__Task objective__. Your reply should be one number: the count of lines holding the word "Convert".

__Listed records__.
===============
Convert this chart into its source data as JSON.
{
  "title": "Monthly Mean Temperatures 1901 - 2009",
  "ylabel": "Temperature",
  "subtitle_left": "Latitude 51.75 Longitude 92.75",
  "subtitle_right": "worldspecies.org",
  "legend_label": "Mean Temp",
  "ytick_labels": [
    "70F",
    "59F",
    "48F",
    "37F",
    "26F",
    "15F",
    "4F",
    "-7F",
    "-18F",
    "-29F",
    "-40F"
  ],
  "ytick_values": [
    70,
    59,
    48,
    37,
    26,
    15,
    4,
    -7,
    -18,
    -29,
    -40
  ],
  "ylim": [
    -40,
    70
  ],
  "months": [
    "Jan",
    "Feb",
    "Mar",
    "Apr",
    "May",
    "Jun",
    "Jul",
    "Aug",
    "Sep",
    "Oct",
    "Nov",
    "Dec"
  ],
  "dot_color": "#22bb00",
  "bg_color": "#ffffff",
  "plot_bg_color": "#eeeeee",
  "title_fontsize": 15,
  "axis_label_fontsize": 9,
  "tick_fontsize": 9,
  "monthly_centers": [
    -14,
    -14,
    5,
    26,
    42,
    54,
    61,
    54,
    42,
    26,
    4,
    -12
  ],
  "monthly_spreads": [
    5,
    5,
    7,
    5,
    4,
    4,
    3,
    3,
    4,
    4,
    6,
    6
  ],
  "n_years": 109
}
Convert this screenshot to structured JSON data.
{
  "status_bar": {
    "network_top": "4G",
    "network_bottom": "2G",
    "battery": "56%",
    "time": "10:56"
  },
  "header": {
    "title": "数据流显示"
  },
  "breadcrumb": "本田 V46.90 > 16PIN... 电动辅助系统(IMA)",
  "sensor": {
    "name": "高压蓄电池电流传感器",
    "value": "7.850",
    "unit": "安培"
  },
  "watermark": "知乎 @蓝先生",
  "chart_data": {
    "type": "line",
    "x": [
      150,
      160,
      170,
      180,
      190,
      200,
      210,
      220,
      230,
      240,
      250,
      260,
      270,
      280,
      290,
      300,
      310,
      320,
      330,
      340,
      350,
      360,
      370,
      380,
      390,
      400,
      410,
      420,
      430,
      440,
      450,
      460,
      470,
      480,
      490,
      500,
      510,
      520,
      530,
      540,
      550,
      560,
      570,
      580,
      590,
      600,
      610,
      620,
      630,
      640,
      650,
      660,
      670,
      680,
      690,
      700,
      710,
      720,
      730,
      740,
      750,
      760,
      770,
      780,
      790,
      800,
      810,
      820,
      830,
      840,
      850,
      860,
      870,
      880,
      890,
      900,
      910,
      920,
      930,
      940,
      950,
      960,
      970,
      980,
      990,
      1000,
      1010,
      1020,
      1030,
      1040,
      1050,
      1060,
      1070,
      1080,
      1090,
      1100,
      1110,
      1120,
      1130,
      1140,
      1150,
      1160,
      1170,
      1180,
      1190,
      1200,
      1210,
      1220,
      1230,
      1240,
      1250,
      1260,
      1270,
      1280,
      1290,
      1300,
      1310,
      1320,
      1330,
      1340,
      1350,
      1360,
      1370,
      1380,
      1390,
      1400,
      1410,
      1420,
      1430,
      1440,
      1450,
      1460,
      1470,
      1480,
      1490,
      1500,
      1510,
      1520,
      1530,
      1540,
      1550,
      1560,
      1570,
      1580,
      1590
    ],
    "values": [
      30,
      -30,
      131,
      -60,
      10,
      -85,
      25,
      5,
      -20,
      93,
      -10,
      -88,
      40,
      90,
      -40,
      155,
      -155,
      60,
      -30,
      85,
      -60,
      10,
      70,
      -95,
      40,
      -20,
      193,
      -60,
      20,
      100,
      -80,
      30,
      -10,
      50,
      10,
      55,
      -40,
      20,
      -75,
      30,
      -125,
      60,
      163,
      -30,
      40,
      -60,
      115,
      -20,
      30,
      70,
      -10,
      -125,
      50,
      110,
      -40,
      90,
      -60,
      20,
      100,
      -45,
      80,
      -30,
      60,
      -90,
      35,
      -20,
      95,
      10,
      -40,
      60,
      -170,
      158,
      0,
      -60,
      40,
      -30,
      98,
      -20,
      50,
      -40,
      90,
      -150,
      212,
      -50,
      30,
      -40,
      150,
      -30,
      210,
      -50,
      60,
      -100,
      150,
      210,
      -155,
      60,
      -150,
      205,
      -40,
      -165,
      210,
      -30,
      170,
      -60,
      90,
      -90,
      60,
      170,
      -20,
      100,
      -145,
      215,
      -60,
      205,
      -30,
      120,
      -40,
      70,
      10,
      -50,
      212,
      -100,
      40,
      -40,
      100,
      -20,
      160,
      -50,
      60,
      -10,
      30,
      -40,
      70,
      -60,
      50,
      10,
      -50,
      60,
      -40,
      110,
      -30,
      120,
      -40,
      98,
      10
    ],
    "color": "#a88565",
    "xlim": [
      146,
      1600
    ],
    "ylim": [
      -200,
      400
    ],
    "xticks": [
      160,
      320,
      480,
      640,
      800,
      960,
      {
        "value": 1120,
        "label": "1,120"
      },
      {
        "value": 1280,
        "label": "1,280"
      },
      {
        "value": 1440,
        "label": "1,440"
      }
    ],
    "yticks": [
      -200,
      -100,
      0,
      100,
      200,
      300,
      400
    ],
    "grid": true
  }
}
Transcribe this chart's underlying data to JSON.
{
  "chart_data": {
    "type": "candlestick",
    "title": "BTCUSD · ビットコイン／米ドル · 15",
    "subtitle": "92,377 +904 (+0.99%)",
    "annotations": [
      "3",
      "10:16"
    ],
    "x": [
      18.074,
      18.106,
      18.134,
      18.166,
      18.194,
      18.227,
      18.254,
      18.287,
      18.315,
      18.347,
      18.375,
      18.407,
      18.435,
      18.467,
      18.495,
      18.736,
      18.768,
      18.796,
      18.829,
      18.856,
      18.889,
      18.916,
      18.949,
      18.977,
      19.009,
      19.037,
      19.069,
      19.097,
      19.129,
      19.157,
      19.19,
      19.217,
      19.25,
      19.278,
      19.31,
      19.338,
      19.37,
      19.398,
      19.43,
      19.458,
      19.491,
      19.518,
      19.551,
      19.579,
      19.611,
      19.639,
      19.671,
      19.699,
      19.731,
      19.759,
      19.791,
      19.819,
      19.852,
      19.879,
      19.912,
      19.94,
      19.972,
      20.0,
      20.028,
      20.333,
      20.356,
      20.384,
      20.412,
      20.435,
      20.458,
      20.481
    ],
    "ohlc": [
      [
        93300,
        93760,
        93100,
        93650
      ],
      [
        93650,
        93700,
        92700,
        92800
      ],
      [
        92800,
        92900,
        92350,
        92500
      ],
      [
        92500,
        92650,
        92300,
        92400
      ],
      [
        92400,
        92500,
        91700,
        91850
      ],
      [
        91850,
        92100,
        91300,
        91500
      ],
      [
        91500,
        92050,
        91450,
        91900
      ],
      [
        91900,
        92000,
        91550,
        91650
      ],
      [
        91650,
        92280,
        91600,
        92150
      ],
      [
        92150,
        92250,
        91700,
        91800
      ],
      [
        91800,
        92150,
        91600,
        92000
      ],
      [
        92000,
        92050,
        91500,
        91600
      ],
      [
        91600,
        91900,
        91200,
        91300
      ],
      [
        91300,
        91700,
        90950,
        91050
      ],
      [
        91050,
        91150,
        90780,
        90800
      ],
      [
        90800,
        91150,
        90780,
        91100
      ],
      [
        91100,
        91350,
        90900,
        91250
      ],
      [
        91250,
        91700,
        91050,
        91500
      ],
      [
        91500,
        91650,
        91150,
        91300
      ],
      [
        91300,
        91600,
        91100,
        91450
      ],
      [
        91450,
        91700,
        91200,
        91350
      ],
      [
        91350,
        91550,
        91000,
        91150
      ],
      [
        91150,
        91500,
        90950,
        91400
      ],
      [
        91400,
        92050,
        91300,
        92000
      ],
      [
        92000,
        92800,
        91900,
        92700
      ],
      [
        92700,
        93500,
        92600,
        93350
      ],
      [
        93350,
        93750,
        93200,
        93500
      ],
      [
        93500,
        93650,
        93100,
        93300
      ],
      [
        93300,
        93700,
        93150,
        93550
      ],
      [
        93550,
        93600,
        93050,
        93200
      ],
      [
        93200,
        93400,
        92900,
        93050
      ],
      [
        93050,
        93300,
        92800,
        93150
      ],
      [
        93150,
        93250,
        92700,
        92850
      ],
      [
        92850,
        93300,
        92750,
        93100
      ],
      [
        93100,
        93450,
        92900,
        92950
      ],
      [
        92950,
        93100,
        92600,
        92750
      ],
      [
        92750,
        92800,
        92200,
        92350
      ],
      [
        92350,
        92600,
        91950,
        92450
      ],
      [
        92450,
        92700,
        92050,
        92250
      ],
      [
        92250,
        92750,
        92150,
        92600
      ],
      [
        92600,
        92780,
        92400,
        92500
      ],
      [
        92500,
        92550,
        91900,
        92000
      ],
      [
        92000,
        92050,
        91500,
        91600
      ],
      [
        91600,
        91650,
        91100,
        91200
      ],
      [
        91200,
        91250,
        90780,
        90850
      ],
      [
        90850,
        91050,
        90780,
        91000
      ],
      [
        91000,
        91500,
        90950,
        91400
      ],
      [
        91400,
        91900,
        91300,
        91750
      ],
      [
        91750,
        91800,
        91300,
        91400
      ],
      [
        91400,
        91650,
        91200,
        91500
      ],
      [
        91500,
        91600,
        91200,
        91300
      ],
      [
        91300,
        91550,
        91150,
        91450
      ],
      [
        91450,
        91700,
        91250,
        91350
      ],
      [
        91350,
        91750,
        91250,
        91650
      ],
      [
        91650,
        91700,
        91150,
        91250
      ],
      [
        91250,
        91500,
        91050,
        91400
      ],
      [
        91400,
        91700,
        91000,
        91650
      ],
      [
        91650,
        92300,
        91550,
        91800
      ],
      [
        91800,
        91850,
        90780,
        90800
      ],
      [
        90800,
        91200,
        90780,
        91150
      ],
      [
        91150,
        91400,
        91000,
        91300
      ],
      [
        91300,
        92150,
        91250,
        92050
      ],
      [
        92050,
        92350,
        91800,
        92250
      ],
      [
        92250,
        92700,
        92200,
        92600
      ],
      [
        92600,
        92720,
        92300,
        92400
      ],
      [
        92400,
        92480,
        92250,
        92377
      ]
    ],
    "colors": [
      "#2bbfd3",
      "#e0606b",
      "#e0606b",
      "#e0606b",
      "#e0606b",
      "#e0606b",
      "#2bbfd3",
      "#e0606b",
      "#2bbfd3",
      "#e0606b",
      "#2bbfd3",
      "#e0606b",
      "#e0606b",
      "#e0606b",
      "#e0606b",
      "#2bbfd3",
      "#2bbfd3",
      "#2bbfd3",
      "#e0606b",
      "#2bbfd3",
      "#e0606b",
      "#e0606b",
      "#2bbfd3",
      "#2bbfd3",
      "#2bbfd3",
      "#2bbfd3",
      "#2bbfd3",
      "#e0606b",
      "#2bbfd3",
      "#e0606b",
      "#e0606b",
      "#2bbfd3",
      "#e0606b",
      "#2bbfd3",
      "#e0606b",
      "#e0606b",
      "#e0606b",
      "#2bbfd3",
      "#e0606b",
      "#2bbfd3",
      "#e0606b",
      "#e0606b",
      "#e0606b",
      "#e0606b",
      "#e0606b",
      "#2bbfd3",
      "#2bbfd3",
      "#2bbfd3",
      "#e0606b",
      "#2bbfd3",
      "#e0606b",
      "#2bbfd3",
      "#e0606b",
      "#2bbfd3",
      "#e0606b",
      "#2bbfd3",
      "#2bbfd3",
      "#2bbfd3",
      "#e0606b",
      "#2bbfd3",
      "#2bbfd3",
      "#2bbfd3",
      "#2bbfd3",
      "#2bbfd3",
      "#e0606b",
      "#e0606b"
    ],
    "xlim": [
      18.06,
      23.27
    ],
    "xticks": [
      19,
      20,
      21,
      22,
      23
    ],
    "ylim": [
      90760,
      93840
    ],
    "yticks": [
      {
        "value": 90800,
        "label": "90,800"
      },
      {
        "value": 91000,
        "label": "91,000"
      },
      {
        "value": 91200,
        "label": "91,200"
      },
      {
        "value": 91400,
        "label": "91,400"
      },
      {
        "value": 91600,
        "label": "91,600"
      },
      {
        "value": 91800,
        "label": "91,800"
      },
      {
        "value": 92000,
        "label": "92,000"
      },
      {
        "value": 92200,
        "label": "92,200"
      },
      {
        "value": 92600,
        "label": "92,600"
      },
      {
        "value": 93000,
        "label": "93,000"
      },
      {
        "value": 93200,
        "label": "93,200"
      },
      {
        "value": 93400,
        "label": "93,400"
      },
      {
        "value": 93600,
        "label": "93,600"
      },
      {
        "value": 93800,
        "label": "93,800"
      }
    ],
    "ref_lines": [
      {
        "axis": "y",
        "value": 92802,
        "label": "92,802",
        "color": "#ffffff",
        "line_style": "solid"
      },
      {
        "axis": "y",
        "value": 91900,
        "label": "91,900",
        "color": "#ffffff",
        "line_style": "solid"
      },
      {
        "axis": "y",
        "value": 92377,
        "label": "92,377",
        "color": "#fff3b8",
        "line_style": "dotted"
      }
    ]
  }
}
===============
__Exercise result__. 2